START Input for this task

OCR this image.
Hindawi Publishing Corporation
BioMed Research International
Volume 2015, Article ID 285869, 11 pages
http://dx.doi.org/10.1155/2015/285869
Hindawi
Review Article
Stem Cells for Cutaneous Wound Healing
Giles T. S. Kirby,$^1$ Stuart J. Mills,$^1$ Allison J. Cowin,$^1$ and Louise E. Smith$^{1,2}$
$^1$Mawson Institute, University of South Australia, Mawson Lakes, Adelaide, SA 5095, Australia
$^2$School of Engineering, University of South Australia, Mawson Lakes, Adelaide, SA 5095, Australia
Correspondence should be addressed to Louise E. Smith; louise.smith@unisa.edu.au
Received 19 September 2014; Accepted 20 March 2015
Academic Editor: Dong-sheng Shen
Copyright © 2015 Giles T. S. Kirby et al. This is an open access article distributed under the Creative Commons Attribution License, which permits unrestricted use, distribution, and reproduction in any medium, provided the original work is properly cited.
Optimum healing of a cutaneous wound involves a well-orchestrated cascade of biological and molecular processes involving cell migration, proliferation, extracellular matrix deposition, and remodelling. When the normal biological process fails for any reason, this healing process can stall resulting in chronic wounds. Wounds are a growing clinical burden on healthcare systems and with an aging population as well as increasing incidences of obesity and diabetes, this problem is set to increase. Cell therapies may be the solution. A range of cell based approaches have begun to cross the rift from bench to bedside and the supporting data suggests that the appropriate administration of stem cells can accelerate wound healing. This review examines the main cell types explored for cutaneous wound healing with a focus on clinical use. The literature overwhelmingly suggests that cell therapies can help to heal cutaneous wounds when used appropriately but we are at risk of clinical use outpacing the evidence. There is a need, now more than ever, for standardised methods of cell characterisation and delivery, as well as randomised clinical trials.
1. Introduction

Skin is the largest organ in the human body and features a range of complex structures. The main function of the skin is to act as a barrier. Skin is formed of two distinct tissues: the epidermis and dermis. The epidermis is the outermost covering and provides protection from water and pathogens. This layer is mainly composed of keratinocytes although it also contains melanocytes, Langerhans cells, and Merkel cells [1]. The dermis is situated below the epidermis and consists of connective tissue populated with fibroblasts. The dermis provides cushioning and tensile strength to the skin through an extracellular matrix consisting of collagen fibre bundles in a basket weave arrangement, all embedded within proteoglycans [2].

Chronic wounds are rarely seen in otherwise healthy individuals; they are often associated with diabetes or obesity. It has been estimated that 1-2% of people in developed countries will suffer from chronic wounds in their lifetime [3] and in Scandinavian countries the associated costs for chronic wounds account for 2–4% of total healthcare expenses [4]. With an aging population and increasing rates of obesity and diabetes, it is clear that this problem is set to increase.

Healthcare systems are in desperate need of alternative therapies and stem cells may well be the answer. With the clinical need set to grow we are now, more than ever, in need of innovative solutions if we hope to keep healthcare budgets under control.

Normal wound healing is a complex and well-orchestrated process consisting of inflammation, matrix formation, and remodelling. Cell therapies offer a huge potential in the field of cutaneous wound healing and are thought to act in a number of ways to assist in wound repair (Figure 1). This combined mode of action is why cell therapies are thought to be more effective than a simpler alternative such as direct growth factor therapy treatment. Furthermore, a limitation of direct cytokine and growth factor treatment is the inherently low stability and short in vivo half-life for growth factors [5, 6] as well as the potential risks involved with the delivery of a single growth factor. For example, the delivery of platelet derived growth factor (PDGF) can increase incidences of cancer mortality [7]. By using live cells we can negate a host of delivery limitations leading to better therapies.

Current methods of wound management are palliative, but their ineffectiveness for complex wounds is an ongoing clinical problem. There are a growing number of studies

END Input for this task

> [Task description]
Reply with only the number of lines in the material above where the string "Giles" appears.

> [Answer to this exercise]
2